**SHORT TASK**:
Tally every line featuring "Temperature", then give that tally alone.

**DATA IN THIS EXERCISE**:
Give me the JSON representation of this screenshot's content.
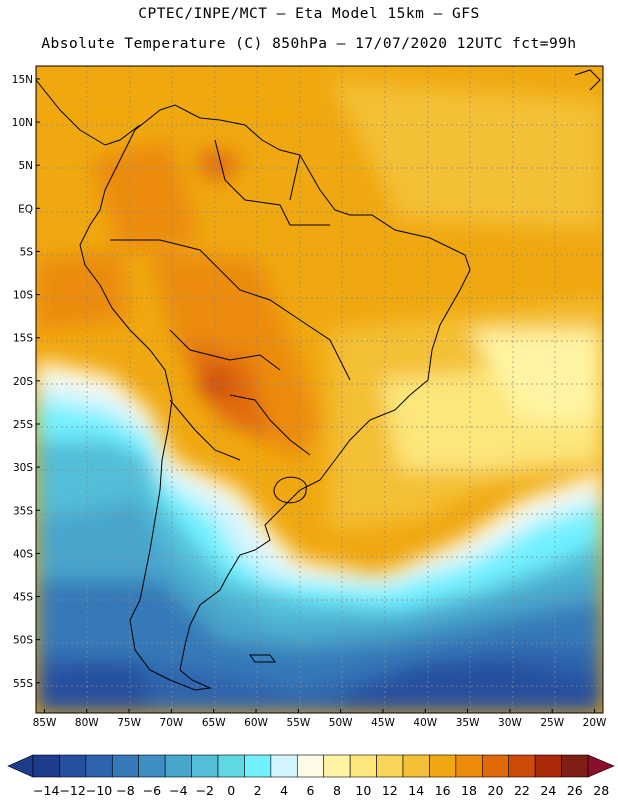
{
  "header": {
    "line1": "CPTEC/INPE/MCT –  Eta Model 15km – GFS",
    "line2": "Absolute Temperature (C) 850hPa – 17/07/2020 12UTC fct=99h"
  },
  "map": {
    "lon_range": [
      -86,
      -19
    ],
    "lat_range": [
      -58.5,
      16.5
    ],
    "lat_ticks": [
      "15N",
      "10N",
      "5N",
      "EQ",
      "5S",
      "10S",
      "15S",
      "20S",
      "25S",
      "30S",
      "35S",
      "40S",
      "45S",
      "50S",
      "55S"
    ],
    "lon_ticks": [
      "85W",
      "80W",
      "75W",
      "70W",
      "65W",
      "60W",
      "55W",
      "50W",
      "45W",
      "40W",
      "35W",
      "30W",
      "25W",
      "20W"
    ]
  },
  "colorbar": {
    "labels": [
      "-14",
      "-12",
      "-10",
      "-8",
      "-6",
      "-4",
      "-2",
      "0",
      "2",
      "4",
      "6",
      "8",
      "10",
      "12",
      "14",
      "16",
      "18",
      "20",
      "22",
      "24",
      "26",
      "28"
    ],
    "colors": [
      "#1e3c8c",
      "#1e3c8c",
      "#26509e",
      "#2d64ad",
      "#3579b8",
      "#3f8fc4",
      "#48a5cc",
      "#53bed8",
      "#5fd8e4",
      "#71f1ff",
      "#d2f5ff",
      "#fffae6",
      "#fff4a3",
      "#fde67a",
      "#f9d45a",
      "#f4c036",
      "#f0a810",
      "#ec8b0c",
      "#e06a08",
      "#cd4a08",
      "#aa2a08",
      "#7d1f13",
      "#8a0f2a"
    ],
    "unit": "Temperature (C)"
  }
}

**SOLUTION TO THE PROBLEM**:
2